Stated goal =>
Wherever the word "乘客坐下时指示灯亮" turns up in a line of the entries, copy that line.
= = = = = = =
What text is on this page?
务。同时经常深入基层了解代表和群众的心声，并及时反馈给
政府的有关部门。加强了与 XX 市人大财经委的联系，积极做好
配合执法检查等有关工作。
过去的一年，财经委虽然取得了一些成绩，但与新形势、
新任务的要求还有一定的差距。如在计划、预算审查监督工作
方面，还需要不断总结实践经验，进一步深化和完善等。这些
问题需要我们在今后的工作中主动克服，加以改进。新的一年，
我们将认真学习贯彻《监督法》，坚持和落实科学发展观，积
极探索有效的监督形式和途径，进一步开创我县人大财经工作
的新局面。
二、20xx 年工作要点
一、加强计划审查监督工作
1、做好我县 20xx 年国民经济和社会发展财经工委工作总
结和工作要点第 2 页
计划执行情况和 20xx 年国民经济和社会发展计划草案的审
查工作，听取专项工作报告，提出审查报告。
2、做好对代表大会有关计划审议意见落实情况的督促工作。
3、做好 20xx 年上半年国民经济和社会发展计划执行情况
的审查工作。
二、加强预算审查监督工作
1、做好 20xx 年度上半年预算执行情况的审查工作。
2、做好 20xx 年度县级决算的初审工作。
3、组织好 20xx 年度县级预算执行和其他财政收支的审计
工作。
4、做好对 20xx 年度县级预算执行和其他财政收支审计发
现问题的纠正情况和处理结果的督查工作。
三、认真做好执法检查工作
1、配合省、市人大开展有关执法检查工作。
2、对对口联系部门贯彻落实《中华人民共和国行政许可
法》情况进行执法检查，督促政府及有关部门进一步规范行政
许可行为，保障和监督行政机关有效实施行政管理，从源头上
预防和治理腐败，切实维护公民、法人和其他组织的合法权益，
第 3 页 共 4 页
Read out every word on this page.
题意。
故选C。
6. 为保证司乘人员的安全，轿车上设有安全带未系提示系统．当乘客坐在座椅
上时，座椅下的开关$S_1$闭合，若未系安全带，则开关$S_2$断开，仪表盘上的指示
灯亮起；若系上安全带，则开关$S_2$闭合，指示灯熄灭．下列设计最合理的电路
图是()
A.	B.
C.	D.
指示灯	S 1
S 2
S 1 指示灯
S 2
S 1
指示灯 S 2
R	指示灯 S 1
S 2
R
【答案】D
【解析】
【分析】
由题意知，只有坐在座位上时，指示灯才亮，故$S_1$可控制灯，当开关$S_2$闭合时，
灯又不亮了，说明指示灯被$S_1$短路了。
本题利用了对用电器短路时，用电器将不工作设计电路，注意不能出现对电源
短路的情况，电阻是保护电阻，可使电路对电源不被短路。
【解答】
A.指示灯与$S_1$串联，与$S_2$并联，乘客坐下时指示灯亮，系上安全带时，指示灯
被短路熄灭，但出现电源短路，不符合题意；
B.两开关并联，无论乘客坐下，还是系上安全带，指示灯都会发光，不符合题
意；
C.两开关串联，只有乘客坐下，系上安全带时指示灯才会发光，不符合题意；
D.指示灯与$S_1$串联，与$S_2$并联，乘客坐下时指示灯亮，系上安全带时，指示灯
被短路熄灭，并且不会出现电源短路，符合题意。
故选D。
= = = = = = =
Worked solution =>
A.指示灯与$S_1$串联，与$S_2$并联，乘客坐下时指示灯亮，系上安全带时，指示灯
D.指示灯与$S_1$串联，与$S_2$并联，乘客坐下时指示灯亮，系上安全带时，指示灯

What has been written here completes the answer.